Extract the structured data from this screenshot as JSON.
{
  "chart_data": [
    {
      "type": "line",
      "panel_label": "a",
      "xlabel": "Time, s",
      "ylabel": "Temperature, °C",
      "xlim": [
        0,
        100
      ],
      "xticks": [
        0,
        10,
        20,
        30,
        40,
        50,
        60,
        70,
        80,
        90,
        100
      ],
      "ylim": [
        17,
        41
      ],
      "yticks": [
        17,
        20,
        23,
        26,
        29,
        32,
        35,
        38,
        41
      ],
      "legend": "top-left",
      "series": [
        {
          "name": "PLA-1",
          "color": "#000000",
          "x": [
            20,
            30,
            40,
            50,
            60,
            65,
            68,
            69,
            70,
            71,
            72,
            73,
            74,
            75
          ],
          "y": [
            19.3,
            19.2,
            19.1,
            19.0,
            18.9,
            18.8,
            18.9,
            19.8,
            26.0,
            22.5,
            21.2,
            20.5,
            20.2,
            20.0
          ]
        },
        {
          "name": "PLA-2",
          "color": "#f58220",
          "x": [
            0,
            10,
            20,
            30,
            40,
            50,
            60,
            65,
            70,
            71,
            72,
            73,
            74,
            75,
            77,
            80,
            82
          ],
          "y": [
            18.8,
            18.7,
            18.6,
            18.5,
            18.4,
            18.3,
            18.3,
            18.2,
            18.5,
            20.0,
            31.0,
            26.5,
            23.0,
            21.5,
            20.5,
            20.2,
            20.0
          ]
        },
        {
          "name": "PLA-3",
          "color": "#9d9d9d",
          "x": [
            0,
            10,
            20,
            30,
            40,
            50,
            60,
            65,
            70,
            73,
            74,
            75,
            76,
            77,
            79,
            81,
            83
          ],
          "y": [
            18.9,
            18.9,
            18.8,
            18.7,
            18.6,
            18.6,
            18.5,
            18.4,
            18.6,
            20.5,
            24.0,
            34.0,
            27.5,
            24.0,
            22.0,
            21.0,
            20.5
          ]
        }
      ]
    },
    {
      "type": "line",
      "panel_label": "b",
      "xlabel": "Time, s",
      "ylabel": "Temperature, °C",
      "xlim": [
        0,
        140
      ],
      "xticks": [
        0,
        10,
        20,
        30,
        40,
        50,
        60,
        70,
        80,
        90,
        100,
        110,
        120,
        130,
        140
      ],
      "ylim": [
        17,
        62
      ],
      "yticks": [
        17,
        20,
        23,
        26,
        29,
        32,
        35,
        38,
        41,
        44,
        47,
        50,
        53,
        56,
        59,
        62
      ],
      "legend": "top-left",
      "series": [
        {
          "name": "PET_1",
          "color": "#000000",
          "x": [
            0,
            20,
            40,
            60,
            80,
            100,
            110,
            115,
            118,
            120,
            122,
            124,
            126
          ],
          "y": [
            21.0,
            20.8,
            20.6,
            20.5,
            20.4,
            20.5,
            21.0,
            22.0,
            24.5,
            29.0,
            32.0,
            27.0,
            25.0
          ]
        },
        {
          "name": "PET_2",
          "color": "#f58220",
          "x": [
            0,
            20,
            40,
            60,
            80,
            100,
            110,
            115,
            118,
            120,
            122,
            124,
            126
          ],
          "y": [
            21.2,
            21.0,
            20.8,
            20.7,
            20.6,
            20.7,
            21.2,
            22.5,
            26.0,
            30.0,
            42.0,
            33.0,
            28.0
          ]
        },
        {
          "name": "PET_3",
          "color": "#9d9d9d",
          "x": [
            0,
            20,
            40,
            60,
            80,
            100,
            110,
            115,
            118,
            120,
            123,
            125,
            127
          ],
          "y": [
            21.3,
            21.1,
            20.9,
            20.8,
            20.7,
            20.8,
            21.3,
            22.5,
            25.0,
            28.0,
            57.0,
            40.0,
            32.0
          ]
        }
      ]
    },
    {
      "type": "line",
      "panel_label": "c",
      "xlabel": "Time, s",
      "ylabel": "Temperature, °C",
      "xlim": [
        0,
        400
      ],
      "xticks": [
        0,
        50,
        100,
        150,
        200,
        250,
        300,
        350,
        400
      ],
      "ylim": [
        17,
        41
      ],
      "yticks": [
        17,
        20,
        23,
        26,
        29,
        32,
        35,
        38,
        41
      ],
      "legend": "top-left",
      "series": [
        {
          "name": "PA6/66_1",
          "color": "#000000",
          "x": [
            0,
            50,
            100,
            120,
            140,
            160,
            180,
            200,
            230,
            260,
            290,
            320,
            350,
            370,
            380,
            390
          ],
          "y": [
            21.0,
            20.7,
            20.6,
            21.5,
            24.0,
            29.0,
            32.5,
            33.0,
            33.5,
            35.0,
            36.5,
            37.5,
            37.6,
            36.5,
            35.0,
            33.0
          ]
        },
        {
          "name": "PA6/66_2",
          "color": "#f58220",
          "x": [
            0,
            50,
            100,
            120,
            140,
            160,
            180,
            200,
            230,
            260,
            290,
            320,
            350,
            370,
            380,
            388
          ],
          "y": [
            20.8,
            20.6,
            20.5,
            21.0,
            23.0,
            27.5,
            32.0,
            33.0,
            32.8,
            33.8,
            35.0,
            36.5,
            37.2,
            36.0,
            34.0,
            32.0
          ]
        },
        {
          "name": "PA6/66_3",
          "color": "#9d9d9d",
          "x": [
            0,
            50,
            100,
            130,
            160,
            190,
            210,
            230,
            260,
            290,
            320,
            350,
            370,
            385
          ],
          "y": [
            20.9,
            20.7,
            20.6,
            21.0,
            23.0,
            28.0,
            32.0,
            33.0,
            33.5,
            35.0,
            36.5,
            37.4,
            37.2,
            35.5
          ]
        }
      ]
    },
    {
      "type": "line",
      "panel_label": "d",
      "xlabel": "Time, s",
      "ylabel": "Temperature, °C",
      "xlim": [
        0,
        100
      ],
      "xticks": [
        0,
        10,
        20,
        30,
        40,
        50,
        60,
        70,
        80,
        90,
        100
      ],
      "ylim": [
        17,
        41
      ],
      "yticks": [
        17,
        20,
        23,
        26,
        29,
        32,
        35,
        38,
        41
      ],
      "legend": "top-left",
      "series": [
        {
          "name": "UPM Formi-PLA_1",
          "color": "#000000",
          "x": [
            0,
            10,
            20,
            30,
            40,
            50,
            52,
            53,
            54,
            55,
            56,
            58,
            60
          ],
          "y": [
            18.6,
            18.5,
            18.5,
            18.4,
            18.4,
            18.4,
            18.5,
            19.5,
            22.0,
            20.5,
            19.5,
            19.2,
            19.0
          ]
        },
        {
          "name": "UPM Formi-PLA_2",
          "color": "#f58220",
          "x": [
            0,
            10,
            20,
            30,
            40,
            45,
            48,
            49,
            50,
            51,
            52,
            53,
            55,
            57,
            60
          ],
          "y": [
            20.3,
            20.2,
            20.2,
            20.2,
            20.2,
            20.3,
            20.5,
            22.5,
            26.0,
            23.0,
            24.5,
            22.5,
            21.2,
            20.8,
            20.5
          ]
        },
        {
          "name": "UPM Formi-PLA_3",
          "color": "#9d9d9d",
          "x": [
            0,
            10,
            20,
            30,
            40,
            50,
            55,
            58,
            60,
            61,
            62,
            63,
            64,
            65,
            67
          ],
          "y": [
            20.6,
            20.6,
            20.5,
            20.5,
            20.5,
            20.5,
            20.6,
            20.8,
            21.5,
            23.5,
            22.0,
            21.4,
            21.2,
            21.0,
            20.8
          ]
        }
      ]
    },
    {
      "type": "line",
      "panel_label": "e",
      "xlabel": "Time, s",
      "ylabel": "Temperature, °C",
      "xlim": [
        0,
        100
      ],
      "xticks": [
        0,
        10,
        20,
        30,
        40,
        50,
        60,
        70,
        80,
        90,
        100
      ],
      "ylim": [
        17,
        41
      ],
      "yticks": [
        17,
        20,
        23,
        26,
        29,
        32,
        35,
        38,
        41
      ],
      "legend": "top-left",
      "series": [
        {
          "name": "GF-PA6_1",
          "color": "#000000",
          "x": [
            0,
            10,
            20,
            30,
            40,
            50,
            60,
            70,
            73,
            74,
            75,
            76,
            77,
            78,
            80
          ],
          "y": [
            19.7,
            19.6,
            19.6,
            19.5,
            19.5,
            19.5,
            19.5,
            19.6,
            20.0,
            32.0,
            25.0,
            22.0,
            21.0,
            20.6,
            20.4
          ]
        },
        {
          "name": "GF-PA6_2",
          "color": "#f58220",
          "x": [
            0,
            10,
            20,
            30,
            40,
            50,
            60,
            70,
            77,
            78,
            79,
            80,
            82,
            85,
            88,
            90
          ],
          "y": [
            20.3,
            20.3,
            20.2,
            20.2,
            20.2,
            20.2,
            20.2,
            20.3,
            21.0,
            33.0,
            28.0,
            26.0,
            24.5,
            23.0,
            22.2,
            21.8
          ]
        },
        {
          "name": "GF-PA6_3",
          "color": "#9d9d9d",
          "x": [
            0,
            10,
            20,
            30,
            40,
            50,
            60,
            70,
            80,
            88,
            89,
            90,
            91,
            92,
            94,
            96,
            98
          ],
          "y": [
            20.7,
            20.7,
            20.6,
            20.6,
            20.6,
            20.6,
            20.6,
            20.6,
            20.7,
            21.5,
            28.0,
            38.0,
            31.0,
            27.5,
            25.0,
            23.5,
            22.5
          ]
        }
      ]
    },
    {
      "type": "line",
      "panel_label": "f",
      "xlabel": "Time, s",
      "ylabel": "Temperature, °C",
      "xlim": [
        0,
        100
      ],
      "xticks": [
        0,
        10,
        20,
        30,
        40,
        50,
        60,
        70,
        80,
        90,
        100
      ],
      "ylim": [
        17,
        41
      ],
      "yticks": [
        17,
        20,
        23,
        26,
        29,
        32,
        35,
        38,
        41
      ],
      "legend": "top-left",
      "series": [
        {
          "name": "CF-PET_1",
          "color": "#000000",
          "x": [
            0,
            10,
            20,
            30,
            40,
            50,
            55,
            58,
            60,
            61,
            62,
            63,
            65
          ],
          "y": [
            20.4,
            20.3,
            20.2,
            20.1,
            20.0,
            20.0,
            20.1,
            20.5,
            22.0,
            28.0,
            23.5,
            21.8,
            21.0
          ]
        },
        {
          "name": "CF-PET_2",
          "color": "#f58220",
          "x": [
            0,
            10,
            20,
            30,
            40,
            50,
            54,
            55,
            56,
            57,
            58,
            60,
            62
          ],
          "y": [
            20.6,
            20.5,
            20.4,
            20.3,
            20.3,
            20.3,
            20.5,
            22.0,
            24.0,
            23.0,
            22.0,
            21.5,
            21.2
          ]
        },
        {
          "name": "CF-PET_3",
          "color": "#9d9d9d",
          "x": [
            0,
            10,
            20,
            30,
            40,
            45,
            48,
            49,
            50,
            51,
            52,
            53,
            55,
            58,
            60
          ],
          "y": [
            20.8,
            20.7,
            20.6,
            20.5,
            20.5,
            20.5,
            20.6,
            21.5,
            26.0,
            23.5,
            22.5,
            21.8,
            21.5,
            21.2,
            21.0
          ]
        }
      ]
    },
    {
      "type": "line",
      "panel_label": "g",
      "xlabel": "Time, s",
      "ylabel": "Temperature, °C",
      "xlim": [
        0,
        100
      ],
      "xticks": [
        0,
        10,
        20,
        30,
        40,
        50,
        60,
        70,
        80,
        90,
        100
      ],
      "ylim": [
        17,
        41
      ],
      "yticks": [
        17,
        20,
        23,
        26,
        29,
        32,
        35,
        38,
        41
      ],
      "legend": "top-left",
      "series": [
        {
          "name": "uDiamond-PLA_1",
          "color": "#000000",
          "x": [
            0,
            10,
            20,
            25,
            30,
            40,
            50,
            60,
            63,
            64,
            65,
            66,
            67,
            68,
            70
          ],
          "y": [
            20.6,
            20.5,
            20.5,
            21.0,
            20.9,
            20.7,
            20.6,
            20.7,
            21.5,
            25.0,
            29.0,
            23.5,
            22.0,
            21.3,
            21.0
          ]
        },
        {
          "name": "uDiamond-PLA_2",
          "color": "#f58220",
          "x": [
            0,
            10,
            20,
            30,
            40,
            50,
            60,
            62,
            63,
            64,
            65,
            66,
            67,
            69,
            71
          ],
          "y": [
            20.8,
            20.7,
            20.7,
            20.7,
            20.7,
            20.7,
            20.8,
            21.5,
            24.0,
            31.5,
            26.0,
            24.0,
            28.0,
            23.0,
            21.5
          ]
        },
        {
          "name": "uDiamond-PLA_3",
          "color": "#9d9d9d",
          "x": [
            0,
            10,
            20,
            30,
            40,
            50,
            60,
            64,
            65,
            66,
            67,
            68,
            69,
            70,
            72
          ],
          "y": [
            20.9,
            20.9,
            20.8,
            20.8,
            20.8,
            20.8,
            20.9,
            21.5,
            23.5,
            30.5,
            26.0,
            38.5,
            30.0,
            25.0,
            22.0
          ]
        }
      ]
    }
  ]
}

-=-=-=-=-

Copy each line holding the word "uDiamond" from the listing above.

#### Output of the exercise:
          "name": "uDiamond-PLA_1",
          "name": "uDiamond-PLA_2",
          "name": "uDiamond-PLA_3",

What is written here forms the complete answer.